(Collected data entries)

● ● ● ● ● ● ●

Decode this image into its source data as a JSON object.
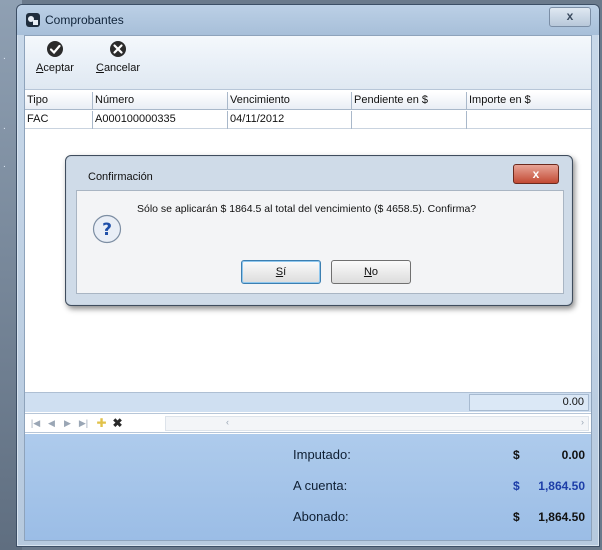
{
  "window": {
    "title": "Comprobantes",
    "close_glyph": "x"
  },
  "toolbar": {
    "accept": {
      "prefix": "A",
      "rest": "ceptar",
      "icon": "check-circle-icon"
    },
    "cancel": {
      "prefix": "C",
      "rest": "ancelar",
      "icon": "x-circle-icon"
    }
  },
  "grid": {
    "columns": [
      "Tipo",
      "Número",
      "Vencimiento",
      "Pendiente en $",
      "Importe en $"
    ],
    "rows": [
      [
        "FAC",
        "A000100000335",
        "04/11/2012",
        "",
        ""
      ]
    ],
    "total": "0.00"
  },
  "summary": {
    "imputado": {
      "label": "Imputado:",
      "currency": "$",
      "value": "0.00",
      "color": "#111111"
    },
    "a_cuenta": {
      "label": "A cuenta:",
      "currency": "$",
      "value": "1,864.50",
      "color": "#1d3ea8"
    },
    "abonado": {
      "label": "Abonado:",
      "currency": "$",
      "value": "1,864.50",
      "color": "#111111"
    }
  },
  "dialog": {
    "title": "Confirmación",
    "close_glyph": "x",
    "message": "Sólo se aplicarán $  1864.5 al total del vencimiento ($  4658.5). Confirma?",
    "yes": {
      "prefix": "S",
      "rest": "í"
    },
    "no": {
      "prefix": "N",
      "rest": "o"
    }
  }
}
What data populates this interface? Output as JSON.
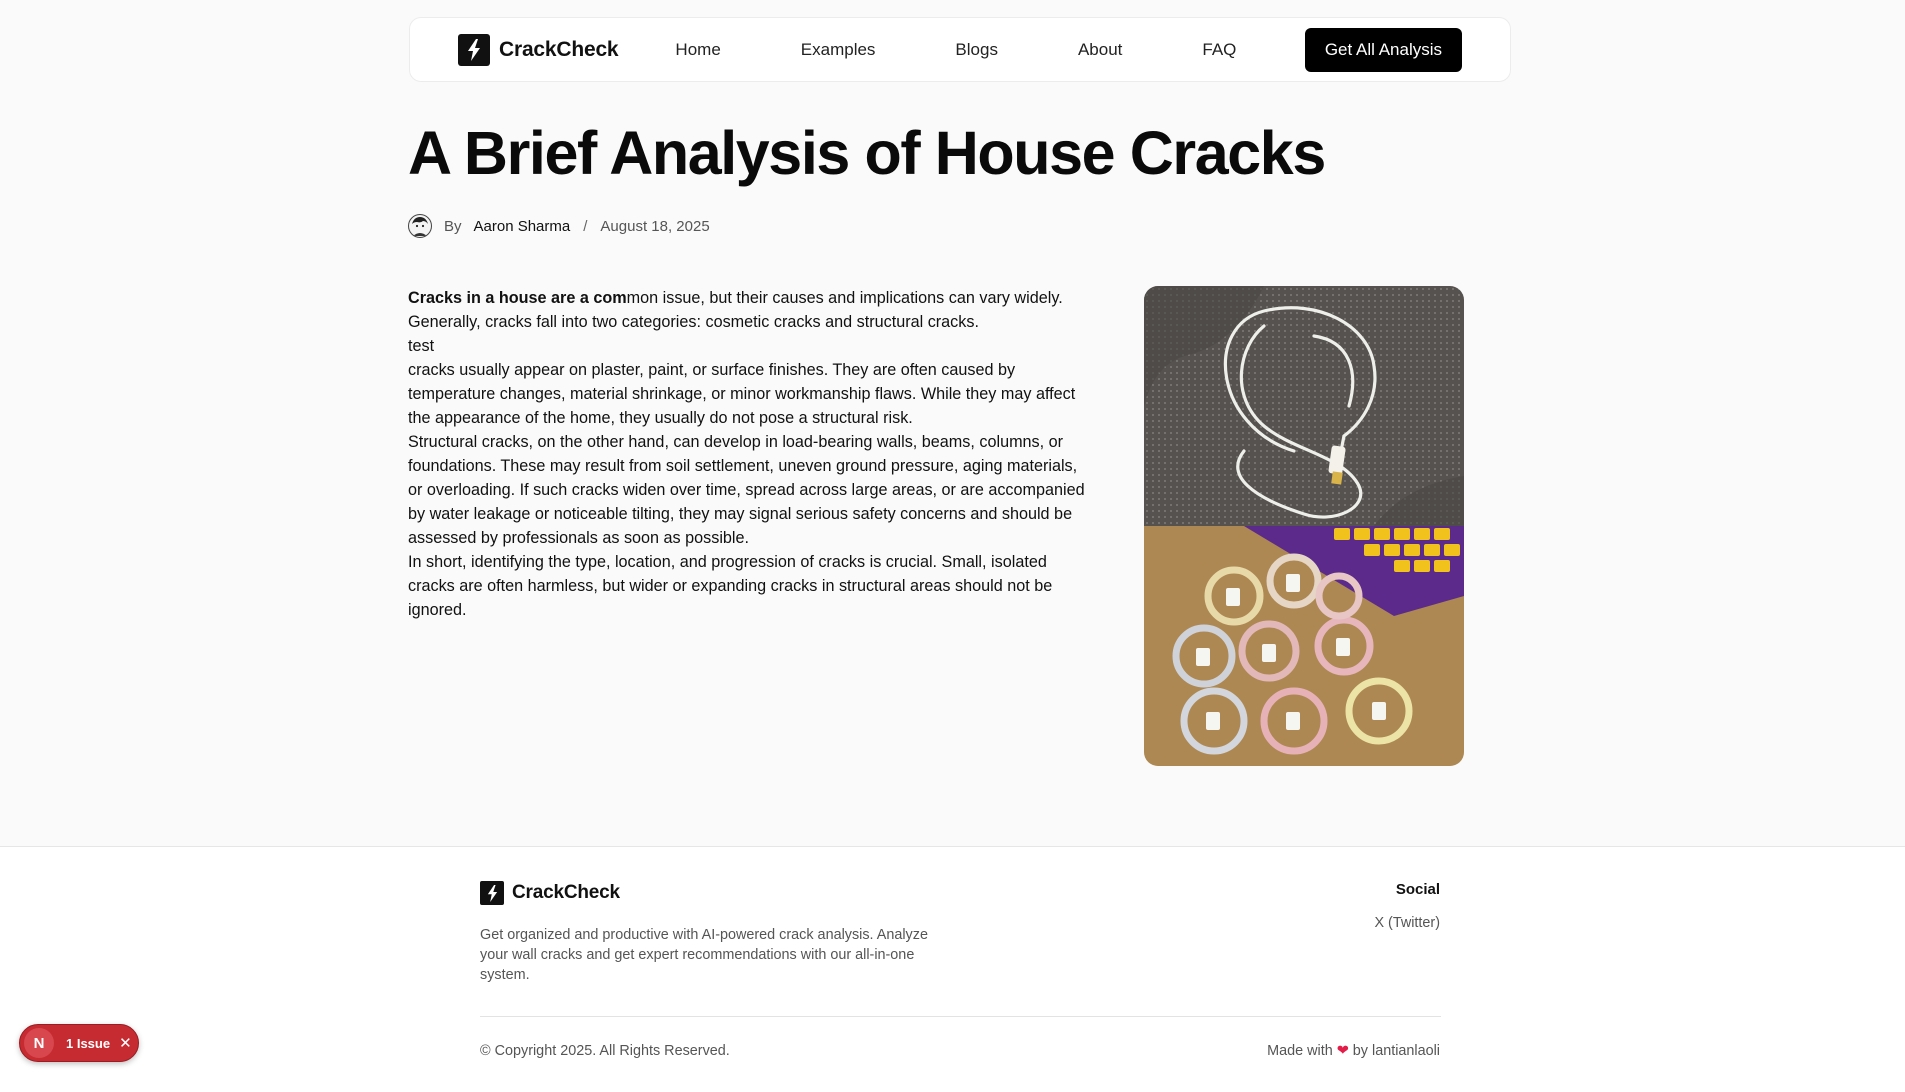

● ● ● ● ● ● ●

TO BE DONE: Pick each line holding the word "this" out of the data and copy it.

EXERCISE SOLUTION:
Decode this image into its source data as a JSON object.
What data populates this interface? Output as JSON.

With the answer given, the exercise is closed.